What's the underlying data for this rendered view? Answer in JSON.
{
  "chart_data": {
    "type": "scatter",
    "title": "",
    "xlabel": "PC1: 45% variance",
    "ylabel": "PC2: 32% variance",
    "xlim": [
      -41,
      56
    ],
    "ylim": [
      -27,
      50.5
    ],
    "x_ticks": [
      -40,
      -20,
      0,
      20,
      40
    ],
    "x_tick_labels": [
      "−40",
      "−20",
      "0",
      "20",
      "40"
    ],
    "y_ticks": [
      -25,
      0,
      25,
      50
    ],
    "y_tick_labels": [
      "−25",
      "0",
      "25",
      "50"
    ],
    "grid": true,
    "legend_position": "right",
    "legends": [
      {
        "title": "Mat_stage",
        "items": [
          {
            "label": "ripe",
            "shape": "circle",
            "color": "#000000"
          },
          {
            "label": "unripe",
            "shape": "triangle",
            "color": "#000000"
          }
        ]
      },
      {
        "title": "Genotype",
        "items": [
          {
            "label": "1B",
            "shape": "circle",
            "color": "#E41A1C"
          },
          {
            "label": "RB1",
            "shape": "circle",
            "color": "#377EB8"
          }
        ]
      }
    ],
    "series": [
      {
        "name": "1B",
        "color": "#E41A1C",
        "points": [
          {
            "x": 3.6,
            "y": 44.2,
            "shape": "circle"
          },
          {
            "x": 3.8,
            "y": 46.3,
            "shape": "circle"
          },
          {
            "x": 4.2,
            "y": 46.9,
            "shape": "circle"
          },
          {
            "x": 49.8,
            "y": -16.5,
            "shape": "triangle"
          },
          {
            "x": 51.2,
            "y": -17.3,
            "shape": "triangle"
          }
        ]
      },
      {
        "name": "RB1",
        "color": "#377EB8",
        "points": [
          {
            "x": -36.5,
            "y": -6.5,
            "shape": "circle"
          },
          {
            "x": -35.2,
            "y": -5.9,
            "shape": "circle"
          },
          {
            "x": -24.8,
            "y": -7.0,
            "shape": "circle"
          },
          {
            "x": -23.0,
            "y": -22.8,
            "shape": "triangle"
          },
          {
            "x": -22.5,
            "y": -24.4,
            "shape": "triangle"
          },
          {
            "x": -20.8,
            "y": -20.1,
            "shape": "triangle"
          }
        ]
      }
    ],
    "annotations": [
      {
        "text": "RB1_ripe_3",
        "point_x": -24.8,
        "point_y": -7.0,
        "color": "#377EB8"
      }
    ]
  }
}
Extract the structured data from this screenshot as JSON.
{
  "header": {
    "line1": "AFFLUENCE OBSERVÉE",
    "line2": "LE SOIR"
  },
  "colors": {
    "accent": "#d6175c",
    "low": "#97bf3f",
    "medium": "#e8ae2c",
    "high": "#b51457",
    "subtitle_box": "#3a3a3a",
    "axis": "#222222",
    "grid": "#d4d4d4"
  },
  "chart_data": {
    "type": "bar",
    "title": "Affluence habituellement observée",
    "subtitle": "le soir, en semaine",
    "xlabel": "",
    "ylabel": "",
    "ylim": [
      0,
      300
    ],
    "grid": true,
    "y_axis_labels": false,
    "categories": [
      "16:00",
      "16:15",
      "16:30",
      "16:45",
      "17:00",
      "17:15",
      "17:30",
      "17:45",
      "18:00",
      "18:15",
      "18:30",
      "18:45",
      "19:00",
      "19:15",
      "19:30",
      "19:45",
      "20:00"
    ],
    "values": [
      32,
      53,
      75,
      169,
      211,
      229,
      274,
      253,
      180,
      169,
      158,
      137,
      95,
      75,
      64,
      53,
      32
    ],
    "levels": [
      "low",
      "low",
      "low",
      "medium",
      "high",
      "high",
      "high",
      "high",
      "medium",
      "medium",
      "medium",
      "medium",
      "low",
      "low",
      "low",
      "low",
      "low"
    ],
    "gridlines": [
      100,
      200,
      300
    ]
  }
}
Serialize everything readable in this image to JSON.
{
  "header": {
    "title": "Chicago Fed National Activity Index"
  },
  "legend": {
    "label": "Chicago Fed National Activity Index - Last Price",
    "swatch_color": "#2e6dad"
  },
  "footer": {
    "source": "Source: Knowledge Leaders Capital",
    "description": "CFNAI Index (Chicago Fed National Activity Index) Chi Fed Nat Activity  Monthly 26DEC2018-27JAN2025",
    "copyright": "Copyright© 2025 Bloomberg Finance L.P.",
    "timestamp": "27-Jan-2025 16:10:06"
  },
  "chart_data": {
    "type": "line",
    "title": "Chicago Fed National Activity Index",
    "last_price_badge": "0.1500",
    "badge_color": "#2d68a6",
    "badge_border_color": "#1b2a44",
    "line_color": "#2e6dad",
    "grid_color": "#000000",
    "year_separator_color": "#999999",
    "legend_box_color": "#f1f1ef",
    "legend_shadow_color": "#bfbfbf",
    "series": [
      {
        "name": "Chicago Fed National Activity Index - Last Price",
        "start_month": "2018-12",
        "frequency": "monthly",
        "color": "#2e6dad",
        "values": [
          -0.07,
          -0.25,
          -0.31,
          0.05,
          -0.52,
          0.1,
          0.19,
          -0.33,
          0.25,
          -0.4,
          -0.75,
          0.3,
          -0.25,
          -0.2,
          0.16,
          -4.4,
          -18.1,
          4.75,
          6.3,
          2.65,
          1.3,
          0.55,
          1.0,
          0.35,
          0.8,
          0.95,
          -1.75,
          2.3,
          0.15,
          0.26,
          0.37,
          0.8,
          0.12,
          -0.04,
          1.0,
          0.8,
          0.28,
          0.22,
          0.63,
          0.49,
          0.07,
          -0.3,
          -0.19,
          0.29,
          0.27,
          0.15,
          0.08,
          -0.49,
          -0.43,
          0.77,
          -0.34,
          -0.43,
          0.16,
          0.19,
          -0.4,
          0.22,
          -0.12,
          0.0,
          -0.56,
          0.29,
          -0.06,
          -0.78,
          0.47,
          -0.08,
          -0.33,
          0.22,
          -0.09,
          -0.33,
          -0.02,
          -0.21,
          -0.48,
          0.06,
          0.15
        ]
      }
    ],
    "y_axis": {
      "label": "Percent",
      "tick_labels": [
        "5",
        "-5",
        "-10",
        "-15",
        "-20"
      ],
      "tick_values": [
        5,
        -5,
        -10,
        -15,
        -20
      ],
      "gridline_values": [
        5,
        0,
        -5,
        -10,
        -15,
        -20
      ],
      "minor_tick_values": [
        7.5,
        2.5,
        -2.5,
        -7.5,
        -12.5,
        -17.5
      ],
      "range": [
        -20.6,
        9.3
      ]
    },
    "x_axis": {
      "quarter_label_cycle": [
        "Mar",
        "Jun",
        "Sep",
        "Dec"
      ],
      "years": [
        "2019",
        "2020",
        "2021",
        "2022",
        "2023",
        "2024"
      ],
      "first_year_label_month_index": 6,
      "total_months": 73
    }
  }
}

--------------------

> [The request]
Reproduce each line of the entries in which the word "Chicago" is found.

> [Task response]
    "title": "Chicago Fed National Activity Index"
    "label": "Chicago Fed National Activity Index - Last Price",
    "description": "CFNAI Index (Chicago Fed National Activity Index) Chi Fed Nat Activity  Monthly 26DEC2018-27JAN2025",
    "title": "Chicago Fed National Activity Index",
        "name": "Chicago Fed National Activity Index - Last Price",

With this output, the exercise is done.